## start ITEMS

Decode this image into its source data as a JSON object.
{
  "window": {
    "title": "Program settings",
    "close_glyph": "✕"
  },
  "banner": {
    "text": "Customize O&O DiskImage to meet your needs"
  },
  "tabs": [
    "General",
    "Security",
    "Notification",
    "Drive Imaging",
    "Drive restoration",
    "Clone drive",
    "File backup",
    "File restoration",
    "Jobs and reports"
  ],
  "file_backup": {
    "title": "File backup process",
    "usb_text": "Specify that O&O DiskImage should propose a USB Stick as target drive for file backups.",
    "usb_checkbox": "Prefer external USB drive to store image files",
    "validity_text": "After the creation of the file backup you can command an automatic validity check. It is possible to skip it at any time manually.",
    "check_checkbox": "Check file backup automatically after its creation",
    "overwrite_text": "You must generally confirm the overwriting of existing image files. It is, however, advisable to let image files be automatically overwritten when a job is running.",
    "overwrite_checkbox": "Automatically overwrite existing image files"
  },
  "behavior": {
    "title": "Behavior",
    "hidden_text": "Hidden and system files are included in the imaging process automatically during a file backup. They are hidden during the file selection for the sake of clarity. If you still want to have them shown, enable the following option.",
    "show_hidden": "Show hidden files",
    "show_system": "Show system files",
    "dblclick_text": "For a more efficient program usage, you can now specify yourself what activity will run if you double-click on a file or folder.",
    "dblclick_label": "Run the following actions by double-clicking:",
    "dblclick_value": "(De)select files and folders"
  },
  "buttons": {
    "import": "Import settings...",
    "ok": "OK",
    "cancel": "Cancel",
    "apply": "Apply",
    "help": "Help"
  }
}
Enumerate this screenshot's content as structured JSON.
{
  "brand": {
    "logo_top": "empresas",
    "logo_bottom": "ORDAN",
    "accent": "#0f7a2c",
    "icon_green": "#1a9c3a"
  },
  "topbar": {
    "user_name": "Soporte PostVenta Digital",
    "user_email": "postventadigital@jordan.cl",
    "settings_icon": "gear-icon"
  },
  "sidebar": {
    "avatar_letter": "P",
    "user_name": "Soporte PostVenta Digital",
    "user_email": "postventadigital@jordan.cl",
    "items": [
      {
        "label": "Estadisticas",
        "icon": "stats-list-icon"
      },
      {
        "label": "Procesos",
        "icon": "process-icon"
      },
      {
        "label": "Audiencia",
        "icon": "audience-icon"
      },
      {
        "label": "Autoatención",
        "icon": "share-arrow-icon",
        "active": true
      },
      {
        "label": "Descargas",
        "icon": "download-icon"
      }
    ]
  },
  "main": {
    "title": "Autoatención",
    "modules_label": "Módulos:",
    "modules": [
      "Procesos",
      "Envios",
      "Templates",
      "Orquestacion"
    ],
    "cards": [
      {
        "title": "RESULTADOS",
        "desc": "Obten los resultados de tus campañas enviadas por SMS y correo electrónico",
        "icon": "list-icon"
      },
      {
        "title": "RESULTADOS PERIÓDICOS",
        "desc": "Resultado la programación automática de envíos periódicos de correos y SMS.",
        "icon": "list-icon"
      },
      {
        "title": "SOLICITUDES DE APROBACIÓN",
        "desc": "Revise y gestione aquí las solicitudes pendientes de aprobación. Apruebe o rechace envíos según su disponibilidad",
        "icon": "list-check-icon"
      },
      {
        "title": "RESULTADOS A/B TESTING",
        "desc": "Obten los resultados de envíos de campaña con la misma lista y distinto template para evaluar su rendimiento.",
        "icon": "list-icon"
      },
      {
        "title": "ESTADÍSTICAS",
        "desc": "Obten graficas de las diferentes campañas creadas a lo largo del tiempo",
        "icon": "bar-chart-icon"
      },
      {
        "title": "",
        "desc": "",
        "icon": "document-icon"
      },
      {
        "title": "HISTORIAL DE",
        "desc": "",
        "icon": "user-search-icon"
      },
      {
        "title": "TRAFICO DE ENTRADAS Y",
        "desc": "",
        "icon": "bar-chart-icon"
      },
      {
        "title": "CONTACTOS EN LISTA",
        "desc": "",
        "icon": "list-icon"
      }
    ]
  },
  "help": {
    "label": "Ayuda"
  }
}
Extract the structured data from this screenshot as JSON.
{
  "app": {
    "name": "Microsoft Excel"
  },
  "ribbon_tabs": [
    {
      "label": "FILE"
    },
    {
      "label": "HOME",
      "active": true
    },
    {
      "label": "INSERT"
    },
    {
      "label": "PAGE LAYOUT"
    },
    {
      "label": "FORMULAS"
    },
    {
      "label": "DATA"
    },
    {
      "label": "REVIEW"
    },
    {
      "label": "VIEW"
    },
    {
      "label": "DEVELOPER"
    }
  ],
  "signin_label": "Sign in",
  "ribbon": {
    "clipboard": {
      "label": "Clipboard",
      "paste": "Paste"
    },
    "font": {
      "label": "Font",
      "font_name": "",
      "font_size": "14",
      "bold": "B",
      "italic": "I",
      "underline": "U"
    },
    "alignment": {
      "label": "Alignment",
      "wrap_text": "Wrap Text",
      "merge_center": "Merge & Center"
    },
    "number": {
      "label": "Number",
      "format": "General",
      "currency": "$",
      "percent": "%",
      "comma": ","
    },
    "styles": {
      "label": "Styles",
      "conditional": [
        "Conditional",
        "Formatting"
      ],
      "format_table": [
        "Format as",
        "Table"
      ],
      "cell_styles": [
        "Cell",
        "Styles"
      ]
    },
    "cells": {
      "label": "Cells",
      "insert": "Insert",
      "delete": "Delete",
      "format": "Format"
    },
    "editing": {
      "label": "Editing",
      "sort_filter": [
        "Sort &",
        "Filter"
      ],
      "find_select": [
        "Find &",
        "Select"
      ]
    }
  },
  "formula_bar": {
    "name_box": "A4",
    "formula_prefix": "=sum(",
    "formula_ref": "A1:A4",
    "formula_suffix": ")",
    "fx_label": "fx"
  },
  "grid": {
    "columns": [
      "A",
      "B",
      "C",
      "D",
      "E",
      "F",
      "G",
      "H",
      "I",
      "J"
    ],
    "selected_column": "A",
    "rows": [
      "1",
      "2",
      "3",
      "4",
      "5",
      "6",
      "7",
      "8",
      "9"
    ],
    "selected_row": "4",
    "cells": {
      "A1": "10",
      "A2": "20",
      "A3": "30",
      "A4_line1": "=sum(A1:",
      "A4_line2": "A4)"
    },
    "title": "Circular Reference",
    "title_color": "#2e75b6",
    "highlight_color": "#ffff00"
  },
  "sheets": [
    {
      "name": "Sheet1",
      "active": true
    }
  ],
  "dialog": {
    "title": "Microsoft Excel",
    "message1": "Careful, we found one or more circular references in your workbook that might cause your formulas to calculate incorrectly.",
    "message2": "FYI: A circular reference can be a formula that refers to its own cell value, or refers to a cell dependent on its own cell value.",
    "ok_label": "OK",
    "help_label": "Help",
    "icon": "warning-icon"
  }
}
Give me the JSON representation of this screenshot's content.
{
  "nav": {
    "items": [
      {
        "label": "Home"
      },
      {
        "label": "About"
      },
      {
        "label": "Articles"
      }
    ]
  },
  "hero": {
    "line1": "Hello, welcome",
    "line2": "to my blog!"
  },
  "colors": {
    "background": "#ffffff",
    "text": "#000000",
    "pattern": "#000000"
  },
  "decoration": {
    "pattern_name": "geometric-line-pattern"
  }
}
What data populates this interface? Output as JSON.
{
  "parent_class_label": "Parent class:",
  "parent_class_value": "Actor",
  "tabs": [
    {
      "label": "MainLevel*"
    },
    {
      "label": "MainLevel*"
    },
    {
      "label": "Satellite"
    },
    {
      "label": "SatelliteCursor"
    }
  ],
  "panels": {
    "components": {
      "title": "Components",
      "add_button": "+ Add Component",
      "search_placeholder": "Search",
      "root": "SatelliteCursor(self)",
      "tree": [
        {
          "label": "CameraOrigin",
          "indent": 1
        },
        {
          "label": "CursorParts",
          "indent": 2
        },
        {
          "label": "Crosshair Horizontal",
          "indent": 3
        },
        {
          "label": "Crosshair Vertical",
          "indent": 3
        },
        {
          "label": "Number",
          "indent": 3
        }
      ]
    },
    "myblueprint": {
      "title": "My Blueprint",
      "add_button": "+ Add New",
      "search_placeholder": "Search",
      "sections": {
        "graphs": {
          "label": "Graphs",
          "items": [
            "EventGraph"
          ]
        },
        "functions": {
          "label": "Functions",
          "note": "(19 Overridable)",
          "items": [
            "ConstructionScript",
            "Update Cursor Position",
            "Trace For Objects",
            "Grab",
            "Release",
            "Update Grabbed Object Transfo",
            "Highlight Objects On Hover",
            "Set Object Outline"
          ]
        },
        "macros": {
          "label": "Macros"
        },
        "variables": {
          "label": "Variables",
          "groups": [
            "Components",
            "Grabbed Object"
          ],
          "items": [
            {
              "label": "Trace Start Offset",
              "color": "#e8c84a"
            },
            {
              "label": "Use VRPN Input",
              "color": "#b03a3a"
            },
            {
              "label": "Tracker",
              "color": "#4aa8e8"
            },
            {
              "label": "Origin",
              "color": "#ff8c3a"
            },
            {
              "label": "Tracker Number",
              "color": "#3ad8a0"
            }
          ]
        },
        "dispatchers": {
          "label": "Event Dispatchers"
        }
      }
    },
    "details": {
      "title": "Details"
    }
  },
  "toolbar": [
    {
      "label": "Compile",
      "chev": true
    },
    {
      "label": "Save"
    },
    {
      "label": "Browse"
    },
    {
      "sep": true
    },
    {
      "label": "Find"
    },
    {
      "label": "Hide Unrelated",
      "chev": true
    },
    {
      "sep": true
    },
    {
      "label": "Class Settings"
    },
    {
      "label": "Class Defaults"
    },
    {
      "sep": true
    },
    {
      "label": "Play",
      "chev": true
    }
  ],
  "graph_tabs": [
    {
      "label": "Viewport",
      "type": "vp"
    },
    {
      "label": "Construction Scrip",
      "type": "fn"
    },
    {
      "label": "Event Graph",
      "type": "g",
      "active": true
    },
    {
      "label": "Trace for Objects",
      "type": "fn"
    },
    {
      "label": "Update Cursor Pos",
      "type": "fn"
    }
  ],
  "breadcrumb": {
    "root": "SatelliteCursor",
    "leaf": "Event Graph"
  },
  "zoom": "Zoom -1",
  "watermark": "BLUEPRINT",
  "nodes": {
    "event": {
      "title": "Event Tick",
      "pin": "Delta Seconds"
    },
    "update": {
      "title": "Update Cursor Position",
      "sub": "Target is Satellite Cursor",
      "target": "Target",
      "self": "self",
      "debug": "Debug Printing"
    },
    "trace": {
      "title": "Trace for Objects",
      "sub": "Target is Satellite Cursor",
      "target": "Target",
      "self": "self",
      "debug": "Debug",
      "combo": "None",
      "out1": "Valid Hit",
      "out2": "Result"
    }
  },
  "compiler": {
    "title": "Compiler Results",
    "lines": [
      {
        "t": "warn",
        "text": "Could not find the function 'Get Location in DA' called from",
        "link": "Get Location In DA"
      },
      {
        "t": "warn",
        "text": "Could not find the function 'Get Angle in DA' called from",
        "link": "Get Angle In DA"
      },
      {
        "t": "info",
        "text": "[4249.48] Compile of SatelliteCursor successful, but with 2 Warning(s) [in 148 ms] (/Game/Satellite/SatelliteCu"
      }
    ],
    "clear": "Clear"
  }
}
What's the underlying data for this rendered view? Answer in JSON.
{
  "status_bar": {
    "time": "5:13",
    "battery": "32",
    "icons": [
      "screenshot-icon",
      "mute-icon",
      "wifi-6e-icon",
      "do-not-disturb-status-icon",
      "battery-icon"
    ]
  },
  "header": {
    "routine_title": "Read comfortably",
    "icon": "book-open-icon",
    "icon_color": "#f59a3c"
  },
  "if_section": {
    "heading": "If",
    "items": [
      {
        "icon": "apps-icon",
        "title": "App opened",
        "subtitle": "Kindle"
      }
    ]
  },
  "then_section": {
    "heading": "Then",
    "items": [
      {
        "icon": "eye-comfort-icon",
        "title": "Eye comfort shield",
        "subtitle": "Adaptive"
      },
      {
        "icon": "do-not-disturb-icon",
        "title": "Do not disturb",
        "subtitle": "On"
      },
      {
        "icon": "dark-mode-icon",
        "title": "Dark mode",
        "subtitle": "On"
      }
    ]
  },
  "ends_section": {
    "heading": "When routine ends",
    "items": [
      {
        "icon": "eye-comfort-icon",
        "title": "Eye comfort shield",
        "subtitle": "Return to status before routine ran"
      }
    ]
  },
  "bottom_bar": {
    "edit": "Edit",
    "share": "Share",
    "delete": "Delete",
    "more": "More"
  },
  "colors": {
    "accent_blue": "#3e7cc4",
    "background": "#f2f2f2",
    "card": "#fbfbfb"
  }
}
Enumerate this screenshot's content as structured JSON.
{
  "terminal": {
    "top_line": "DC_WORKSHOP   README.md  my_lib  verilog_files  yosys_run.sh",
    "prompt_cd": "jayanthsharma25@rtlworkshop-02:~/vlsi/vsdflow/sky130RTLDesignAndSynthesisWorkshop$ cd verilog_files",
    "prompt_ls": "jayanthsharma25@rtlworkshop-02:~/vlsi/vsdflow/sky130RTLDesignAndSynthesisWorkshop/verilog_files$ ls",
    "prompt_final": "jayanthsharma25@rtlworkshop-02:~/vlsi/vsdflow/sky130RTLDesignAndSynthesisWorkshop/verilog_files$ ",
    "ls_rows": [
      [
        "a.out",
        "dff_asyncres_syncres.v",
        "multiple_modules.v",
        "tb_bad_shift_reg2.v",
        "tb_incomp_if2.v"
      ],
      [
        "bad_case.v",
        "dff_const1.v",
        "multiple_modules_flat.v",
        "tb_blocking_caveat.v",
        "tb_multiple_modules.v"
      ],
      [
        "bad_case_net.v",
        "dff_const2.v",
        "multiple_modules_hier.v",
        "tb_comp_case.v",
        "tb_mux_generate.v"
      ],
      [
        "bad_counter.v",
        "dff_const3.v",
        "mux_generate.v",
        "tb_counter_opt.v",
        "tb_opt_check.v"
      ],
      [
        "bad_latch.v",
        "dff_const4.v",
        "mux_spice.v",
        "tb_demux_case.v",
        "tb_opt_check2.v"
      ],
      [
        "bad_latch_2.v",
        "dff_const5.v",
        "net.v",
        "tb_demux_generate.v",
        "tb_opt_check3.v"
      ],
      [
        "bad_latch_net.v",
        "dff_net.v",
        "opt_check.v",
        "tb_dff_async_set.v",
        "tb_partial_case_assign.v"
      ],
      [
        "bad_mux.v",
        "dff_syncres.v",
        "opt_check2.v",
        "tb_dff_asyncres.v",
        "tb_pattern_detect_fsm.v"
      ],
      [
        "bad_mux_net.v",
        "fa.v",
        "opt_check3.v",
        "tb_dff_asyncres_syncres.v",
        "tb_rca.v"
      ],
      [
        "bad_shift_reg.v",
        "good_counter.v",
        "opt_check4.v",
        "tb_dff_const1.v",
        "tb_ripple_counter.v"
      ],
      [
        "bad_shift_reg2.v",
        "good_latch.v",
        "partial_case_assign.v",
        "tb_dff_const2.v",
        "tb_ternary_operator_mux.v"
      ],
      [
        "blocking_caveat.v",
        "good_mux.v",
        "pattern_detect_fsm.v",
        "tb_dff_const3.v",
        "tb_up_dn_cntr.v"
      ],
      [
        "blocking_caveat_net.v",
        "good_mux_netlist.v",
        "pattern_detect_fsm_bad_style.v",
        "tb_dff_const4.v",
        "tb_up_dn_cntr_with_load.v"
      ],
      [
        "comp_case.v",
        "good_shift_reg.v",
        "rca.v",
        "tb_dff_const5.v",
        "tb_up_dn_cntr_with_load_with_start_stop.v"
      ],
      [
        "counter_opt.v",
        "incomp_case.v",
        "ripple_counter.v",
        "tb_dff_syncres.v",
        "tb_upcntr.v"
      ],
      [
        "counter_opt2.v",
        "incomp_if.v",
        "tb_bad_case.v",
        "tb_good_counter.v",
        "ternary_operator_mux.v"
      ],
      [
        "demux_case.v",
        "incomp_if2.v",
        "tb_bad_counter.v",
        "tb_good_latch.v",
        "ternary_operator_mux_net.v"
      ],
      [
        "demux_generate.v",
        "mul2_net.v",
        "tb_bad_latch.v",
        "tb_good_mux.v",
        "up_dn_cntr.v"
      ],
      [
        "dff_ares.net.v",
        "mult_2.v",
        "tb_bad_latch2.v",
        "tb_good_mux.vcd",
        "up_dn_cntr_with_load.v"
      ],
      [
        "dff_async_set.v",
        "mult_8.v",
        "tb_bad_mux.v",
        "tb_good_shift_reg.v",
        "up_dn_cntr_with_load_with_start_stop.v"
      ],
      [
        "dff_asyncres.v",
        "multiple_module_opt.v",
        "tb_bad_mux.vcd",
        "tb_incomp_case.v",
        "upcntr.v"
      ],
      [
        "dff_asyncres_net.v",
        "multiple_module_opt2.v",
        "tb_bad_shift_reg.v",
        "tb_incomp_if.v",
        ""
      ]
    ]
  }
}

## end ITEMS

→ **TASK REQUIREMENTS**: Where does the word "Objects" appear in the listing? List each line that holds it.

→ **RIGHT ANSWER**:
            "Trace For Objects",
            "Highlight Objects On Hover",
      "label": "Trace for Objects",
      "title": "Trace for Objects",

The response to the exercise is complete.